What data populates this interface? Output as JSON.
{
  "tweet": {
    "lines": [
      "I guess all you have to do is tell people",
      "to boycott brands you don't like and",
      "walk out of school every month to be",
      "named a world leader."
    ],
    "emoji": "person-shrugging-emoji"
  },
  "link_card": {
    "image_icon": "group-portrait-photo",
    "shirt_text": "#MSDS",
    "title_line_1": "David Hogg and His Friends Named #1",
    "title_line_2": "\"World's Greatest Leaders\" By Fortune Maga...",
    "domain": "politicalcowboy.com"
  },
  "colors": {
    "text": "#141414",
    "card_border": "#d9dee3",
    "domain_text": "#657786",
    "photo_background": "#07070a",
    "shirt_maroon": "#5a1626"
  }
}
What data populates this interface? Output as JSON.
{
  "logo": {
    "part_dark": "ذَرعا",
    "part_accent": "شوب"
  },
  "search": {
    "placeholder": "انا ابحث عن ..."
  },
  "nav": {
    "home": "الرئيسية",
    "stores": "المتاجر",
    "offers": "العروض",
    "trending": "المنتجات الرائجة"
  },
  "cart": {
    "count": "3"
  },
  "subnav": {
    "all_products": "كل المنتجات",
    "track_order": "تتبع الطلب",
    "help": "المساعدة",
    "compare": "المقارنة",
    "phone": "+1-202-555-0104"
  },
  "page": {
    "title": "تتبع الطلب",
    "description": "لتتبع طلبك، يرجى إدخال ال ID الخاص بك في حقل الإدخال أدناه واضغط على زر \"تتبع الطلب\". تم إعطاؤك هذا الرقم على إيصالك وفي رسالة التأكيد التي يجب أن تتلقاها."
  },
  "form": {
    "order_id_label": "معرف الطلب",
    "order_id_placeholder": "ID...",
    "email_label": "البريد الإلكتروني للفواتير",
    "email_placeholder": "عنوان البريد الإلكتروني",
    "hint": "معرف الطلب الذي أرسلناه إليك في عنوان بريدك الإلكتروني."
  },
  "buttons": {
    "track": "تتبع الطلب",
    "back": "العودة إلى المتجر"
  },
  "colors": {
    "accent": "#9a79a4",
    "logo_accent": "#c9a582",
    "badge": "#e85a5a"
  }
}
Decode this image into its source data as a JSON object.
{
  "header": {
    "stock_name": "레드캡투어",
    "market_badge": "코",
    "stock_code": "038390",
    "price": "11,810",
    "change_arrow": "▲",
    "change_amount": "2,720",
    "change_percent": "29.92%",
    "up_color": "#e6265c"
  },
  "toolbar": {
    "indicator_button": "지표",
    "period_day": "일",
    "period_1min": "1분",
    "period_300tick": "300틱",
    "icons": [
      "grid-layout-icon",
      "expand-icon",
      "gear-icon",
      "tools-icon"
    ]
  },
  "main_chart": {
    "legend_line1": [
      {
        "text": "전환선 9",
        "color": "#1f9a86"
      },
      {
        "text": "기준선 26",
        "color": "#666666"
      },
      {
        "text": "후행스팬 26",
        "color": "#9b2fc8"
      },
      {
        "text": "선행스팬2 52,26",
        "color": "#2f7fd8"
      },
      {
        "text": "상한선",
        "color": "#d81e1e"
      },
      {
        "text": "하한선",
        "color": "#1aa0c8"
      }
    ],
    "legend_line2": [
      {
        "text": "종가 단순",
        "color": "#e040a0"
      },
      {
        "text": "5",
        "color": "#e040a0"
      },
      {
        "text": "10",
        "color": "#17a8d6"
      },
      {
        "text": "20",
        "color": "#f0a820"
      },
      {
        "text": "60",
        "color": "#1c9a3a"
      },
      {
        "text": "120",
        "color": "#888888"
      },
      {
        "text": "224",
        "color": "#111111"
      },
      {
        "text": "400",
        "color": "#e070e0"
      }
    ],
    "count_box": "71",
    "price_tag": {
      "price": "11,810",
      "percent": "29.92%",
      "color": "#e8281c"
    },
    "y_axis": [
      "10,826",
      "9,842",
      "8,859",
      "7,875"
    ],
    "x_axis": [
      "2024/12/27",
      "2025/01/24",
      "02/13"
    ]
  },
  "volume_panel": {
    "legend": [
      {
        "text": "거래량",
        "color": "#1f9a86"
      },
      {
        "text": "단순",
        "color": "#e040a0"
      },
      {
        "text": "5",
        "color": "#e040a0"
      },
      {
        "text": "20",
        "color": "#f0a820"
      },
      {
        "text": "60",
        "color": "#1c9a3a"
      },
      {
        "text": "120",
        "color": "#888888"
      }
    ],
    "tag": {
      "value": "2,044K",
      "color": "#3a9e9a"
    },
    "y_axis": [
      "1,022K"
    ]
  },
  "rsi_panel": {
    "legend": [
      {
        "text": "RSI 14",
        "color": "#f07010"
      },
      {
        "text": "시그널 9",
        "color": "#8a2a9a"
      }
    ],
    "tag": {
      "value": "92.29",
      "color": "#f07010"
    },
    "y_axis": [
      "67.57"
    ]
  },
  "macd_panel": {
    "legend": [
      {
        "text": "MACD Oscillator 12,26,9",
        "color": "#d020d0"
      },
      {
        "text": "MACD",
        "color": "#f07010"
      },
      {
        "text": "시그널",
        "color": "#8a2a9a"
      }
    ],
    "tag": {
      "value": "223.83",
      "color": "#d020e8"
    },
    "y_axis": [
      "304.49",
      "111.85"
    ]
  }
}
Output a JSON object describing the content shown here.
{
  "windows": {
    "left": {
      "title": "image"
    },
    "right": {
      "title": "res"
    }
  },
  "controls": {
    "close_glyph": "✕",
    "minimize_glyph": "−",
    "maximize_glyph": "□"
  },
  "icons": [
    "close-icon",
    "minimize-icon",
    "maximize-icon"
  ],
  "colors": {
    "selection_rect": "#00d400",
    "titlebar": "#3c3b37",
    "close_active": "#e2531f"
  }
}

◆ **DIRECTIONS**: Take the lines above and print them exactly.

◆ **RESULT FOR THIS EXERCISE**:
What data populates this interface? Output as JSON.
{
  "tweet": {
    "lines": [
      "I guess all you have to do is tell people",
      "to boycott brands you don't like and",
      "walk out of school every month to be",
      "named a world leader."
    ],
    "emoji": "person-shrugging-emoji"
  },
  "link_card": {
    "image_icon": "group-portrait-photo",
    "shirt_text": "#MSDS",
    "title_line_1": "David Hogg and His Friends Named #1",
    "title_line_2": "\"World's Greatest Leaders\" By Fortune Maga...",
    "domain": "politicalcowboy.com"
  },
  "colors": {
    "text": "#141414",
    "card_border": "#d9dee3",
    "domain_text": "#657786",
    "photo_background": "#07070a",
    "shirt_maroon": "#5a1626"
  }
}
What data populates this interface? Output as JSON.
{
  "logo": {
    "part_dark": "ذَرعا",
    "part_accent": "شوب"
  },
  "search": {
    "placeholder": "انا ابحث عن ..."
  },
  "nav": {
    "home": "الرئيسية",
    "stores": "المتاجر",
    "offers": "العروض",
    "trending": "المنتجات الرائجة"
  },
  "cart": {
    "count": "3"
  },
  "subnav": {
    "all_products": "كل المنتجات",
    "track_order": "تتبع الطلب",
    "help": "المساعدة",
    "compare": "المقارنة",
    "phone": "+1-202-555-0104"
  },
  "page": {
    "title": "تتبع الطلب",
    "description": "لتتبع طلبك، يرجى إدخال ال ID الخاص بك في حقل الإدخال أدناه واضغط على زر \"تتبع الطلب\". تم إعطاؤك هذا الرقم على إيصالك وفي رسالة التأكيد التي يجب أن تتلقاها."
  },
  "form": {
    "order_id_label": "معرف الطلب",
    "order_id_placeholder": "ID...",
    "email_label": "البريد الإلكتروني للفواتير",
    "email_placeholder": "عنوان البريد الإلكتروني",
    "hint": "معرف الطلب الذي أرسلناه إليك في عنوان بريدك الإلكتروني."
  },
  "buttons": {
    "track": "تتبع الطلب",
    "back": "العودة إلى المتجر"
  },
  "colors": {
    "accent": "#9a79a4",
    "logo_accent": "#c9a582",
    "badge": "#e85a5a"
  }
}
Decode this image into its source data as a JSON object.
{
  "header": {
    "stock_name": "레드캡투어",
    "market_badge": "코",
    "stock_code": "038390",
    "price": "11,810",
    "change_arrow": "▲",
    "change_amount": "2,720",
    "change_percent": "29.92%",
    "up_color": "#e6265c"
  },
  "toolbar": {
    "indicator_button": "지표",
    "period_day": "일",
    "period_1min": "1분",
    "period_300tick": "300틱",
    "icons": [
      "grid-layout-icon",
      "expand-icon",
      "gear-icon",
      "tools-icon"
    ]
  },
  "main_chart": {
    "legend_line1": [
      {
        "text": "전환선 9",
        "color": "#1f9a86"
      },
      {
        "text": "기준선 26",
        "color": "#666666"
      },
      {
        "text": "후행스팬 26",
        "color": "#9b2fc8"
      },
      {
        "text": "선행스팬2 52,26",
        "color": "#2f7fd8"
      },
      {
        "text": "상한선",
        "color": "#d81e1e"
      },
      {
        "text": "하한선",
        "color": "#1aa0c8"
      }
    ],
    "legend_line2": [
      {
        "text": "종가 단순",
        "color": "#e040a0"
      },
      {
        "text": "5",
        "color": "#e040a0"
      },
      {
        "text": "10",
        "color": "#17a8d6"
      },
      {
        "text": "20",
        "color": "#f0a820"
      },
      {
        "text": "60",
        "color": "#1c9a3a"
      },
      {
        "text": "120",
        "color": "#888888"
      },
      {
        "text": "224",
        "color": "#111111"
      },
      {
        "text": "400",
        "color": "#e070e0"
      }
    ],
    "count_box": "71",
    "price_tag": {
      "price": "11,810",
      "percent": "29.92%",
      "color": "#e8281c"
    },
    "y_axis": [
      "10,826",
      "9,842",
      "8,859",
      "7,875"
    ],
    "x_axis": [
      "2024/12/27",
      "2025/01/24",
      "02/13"
    ]
  },
  "volume_panel": {
    "legend": [
      {
        "text": "거래량",
        "color": "#1f9a86"
      },
      {
        "text": "단순",
        "color": "#e040a0"
      },
      {
        "text": "5",
        "color": "#e040a0"
      },
      {
        "text": "20",
        "color": "#f0a820"
      },
      {
        "text": "60",
        "color": "#1c9a3a"
      },
      {
        "text": "120",
        "color": "#888888"
      }
    ],
    "tag": {
      "value": "2,044K",
      "color": "#3a9e9a"
    },
    "y_axis": [
      "1,022K"
    ]
  },
  "rsi_panel": {
    "legend": [
      {
        "text": "RSI 14",
        "color": "#f07010"
      },
      {
        "text": "시그널 9",
        "color": "#8a2a9a"
      }
    ],
    "tag": {
      "value": "92.29",
      "color": "#f07010"
    },
    "y_axis": [
      "67.57"
    ]
  },
  "macd_panel": {
    "legend": [
      {
        "text": "MACD Oscillator 12,26,9",
        "color": "#d020d0"
      },
      {
        "text": "MACD",
        "color": "#f07010"
      },
      {
        "text": "시그널",
        "color": "#8a2a9a"
      }
    ],
    "tag": {
      "value": "223.83",
      "color": "#d020e8"
    },
    "y_axis": [
      "304.49",
      "111.85"
    ]
  }
}
Output a JSON object describing the content shown here.
{
  "windows": {
    "left": {
      "title": "image"
    },
    "right": {
      "title": "res"
    }
  },
  "controls": {
    "close_glyph": "✕",
    "minimize_glyph": "−",
    "maximize_glyph": "□"
  },
  "icons": [
    "close-icon",
    "minimize-icon",
    "maximize-icon"
  ],
  "colors": {
    "selection_rect": "#00d400",
    "titlebar": "#3c3b37",
    "close_active": "#e2531f"
  }
}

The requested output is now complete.